STATED TASK — Scan the entries and tally the lines that include the string "receiver". Reply with the figure alone.

SUPPLIED DATA —
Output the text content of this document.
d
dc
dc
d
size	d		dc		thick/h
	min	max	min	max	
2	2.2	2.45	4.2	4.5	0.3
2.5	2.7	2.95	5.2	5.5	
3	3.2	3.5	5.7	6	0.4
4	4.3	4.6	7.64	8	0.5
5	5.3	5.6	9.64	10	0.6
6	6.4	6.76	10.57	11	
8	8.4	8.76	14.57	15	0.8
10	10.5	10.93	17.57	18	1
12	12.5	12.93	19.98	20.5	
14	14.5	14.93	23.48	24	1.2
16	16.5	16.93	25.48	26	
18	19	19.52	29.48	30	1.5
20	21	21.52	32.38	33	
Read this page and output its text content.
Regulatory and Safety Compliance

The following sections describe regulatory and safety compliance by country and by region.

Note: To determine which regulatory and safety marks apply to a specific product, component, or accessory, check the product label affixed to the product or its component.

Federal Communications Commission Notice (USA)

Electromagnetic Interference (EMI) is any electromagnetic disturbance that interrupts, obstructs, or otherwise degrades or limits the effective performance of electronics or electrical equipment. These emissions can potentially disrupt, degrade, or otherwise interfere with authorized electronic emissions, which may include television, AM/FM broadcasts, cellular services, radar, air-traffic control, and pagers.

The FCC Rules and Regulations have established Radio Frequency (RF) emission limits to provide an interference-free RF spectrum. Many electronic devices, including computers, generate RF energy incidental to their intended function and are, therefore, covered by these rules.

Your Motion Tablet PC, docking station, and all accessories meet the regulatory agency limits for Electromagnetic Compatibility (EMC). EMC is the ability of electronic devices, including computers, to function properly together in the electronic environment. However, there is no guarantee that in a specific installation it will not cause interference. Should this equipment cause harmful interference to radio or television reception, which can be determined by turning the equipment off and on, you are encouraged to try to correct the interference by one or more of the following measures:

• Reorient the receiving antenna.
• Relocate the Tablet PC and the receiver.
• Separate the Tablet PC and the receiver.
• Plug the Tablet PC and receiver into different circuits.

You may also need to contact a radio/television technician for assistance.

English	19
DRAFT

ANSWER TO THIS TASK — 3